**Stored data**
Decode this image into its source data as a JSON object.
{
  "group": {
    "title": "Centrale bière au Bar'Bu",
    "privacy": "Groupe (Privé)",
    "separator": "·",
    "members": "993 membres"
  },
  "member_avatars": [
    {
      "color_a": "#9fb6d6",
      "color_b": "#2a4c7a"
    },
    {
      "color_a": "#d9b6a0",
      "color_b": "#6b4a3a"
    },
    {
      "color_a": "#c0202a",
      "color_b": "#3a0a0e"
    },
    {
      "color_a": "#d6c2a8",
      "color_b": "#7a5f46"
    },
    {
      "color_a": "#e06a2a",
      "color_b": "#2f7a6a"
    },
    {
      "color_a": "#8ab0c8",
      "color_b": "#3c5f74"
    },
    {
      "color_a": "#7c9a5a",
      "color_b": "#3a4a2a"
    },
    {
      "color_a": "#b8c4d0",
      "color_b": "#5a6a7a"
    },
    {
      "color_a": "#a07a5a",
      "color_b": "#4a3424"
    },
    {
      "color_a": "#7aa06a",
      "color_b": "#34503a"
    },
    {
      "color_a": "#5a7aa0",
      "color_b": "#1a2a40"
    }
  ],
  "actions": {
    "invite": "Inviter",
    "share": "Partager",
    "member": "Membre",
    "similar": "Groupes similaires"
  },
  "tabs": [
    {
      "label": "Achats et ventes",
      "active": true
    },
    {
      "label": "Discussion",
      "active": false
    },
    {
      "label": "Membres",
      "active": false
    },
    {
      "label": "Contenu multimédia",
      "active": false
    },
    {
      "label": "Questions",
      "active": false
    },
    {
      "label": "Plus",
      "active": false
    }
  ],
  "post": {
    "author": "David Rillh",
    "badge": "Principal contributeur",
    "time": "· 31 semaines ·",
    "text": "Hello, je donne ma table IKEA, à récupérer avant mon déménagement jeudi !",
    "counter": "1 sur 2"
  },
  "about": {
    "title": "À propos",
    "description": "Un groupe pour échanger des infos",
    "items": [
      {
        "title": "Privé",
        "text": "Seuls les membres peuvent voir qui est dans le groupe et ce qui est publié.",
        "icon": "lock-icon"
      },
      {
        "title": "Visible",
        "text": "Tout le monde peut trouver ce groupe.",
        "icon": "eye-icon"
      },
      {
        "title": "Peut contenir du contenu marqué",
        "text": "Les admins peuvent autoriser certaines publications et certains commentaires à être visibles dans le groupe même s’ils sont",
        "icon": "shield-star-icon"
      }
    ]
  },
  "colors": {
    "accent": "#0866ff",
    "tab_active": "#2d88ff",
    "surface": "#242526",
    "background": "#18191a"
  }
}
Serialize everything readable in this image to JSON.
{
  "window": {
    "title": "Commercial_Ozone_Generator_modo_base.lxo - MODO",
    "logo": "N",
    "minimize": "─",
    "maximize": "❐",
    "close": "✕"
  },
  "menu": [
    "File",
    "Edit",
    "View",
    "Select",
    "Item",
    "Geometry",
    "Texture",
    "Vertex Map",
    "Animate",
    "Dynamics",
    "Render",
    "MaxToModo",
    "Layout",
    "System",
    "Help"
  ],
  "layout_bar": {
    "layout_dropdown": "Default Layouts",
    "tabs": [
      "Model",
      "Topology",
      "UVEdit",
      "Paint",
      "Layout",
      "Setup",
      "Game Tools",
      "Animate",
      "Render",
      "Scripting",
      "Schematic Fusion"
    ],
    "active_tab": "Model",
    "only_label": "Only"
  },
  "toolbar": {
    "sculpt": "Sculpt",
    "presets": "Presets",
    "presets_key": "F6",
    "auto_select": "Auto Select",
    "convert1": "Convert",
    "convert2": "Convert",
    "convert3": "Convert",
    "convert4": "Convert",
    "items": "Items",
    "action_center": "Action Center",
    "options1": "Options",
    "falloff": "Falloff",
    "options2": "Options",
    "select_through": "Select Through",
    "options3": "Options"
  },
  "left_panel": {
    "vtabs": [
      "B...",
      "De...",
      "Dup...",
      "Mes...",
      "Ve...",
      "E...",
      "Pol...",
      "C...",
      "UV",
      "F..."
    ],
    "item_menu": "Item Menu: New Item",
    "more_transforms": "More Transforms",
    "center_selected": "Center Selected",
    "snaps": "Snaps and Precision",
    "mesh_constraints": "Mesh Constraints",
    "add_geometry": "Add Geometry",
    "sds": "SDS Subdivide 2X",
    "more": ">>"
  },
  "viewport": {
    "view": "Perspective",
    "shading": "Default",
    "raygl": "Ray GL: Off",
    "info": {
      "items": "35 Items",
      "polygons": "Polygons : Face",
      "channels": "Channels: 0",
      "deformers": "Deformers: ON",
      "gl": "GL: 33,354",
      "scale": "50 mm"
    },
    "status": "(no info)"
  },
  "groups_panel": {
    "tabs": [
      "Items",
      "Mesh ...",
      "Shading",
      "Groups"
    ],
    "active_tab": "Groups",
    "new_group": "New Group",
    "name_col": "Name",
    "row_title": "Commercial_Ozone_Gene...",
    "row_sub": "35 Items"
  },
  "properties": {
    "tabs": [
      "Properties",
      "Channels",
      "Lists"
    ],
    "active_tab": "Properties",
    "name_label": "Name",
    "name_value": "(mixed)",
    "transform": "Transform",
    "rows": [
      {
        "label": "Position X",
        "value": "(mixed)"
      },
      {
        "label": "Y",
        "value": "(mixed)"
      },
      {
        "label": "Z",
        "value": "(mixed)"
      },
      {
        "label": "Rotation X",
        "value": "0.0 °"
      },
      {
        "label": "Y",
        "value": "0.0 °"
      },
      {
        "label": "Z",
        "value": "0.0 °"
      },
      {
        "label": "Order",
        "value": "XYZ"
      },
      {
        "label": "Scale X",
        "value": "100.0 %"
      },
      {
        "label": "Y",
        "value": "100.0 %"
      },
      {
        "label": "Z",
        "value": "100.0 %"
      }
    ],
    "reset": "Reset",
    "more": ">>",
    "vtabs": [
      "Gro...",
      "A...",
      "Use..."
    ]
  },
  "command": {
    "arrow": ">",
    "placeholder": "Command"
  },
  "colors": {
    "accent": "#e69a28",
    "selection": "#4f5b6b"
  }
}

**Aim of the task**
Repeat the records above exactly as they appear.

**Answer to this exercise**
Decode this image into its source data as a JSON object.
{
  "group": {
    "title": "Centrale bière au Bar'Bu",
    "privacy": "Groupe (Privé)",
    "separator": "·",
    "members": "993 membres"
  },
  "member_avatars": [
    {
      "color_a": "#9fb6d6",
      "color_b": "#2a4c7a"
    },
    {
      "color_a": "#d9b6a0",
      "color_b": "#6b4a3a"
    },
    {
      "color_a": "#c0202a",
      "color_b": "#3a0a0e"
    },
    {
      "color_a": "#d6c2a8",
      "color_b": "#7a5f46"
    },
    {
      "color_a": "#e06a2a",
      "color_b": "#2f7a6a"
    },
    {
      "color_a": "#8ab0c8",
      "color_b": "#3c5f74"
    },
    {
      "color_a": "#7c9a5a",
      "color_b": "#3a4a2a"
    },
    {
      "color_a": "#b8c4d0",
      "color_b": "#5a6a7a"
    },
    {
      "color_a": "#a07a5a",
      "color_b": "#4a3424"
    },
    {
      "color_a": "#7aa06a",
      "color_b": "#34503a"
    },
    {
      "color_a": "#5a7aa0",
      "color_b": "#1a2a40"
    }
  ],
  "actions": {
    "invite": "Inviter",
    "share": "Partager",
    "member": "Membre",
    "similar": "Groupes similaires"
  },
  "tabs": [
    {
      "label": "Achats et ventes",
      "active": true
    },
    {
      "label": "Discussion",
      "active": false
    },
    {
      "label": "Membres",
      "active": false
    },
    {
      "label": "Contenu multimédia",
      "active": false
    },
    {
      "label": "Questions",
      "active": false
    },
    {
      "label": "Plus",
      "active": false
    }
  ],
  "post": {
    "author": "David Rillh",
    "badge": "Principal contributeur",
    "time": "· 31 semaines ·",
    "text": "Hello, je donne ma table IKEA, à récupérer avant mon déménagement jeudi !",
    "counter": "1 sur 2"
  },
  "about": {
    "title": "À propos",
    "description": "Un groupe pour échanger des infos",
    "items": [
      {
        "title": "Privé",
        "text": "Seuls les membres peuvent voir qui est dans le groupe et ce qui est publié.",
        "icon": "lock-icon"
      },
      {
        "title": "Visible",
        "text": "Tout le monde peut trouver ce groupe.",
        "icon": "eye-icon"
      },
      {
        "title": "Peut contenir du contenu marqué",
        "text": "Les admins peuvent autoriser certaines publications et certains commentaires à être visibles dans le groupe même s’ils sont",
        "icon": "shield-star-icon"
      }
    ]
  },
  "colors": {
    "accent": "#0866ff",
    "tab_active": "#2d88ff",
    "surface": "#242526",
    "background": "#18191a"
  }
}
Serialize everything readable in this image to JSON.
{
  "window": {
    "title": "Commercial_Ozone_Generator_modo_base.lxo - MODO",
    "logo": "N",
    "minimize": "─",
    "maximize": "❐",
    "close": "✕"
  },
  "menu": [
    "File",
    "Edit",
    "View",
    "Select",
    "Item",
    "Geometry",
    "Texture",
    "Vertex Map",
    "Animate",
    "Dynamics",
    "Render",
    "MaxToModo",
    "Layout",
    "System",
    "Help"
  ],
  "layout_bar": {
    "layout_dropdown": "Default Layouts",
    "tabs": [
      "Model",
      "Topology",
      "UVEdit",
      "Paint",
      "Layout",
      "Setup",
      "Game Tools",
      "Animate",
      "Render",
      "Scripting",
      "Schematic Fusion"
    ],
    "active_tab": "Model",
    "only_label": "Only"
  },
  "toolbar": {
    "sculpt": "Sculpt",
    "presets": "Presets",
    "presets_key": "F6",
    "auto_select": "Auto Select",
    "convert1": "Convert",
    "convert2": "Convert",
    "convert3": "Convert",
    "convert4": "Convert",
    "items": "Items",
    "action_center": "Action Center",
    "options1": "Options",
    "falloff": "Falloff",
    "options2": "Options",
    "select_through": "Select Through",
    "options3": "Options"
  },
  "left_panel": {
    "vtabs": [
      "B...",
      "De...",
      "Dup...",
      "Mes...",
      "Ve...",
      "E...",
      "Pol...",
      "C...",
      "UV",
      "F..."
    ],
    "item_menu": "Item Menu: New Item",
    "more_transforms": "More Transforms",
    "center_selected": "Center Selected",
    "snaps": "Snaps and Precision",
    "mesh_constraints": "Mesh Constraints",
    "add_geometry": "Add Geometry",
    "sds": "SDS Subdivide 2X",
    "more": ">>"
  },
  "viewport": {
    "view": "Perspective",
    "shading": "Default",
    "raygl": "Ray GL: Off",
    "info": {
      "items": "35 Items",
      "polygons": "Polygons : Face",
      "channels": "Channels: 0",
      "deformers": "Deformers: ON",
      "gl": "GL: 33,354",
      "scale": "50 mm"
    },
    "status": "(no info)"
  },
  "groups_panel": {
    "tabs": [
      "Items",
      "Mesh ...",
      "Shading",
      "Groups"
    ],
    "active_tab": "Groups",
    "new_group": "New Group",
    "name_col": "Name",
    "row_title": "Commercial_Ozone_Gene...",
    "row_sub": "35 Items"
  },
  "properties": {
    "tabs": [
      "Properties",
      "Channels",
      "Lists"
    ],
    "active_tab": "Properties",
    "name_label": "Name",
    "name_value": "(mixed)",
    "transform": "Transform",
    "rows": [
      {
        "label": "Position X",
        "value": "(mixed)"
      },
      {
        "label": "Y",
        "value": "(mixed)"
      },
      {
        "label": "Z",
        "value": "(mixed)"
      },
      {
        "label": "Rotation X",
        "value": "0.0 °"
      },
      {
        "label": "Y",
        "value": "0.0 °"
      },
      {
        "label": "Z",
        "value": "0.0 °"
      },
      {
        "label": "Order",
        "value": "XYZ"
      },
      {
        "label": "Scale X",
        "value": "100.0 %"
      },
      {
        "label": "Y",
        "value": "100.0 %"
      },
      {
        "label": "Z",
        "value": "100.0 %"
      }
    ],
    "reset": "Reset",
    "more": ">>",
    "vtabs": [
      "Gro...",
      "A...",
      "Use..."
    ]
  },
  "command": {
    "arrow": ">",
    "placeholder": "Command"
  },
  "colors": {
    "accent": "#e69a28",
    "selection": "#4f5b6b"
  }
}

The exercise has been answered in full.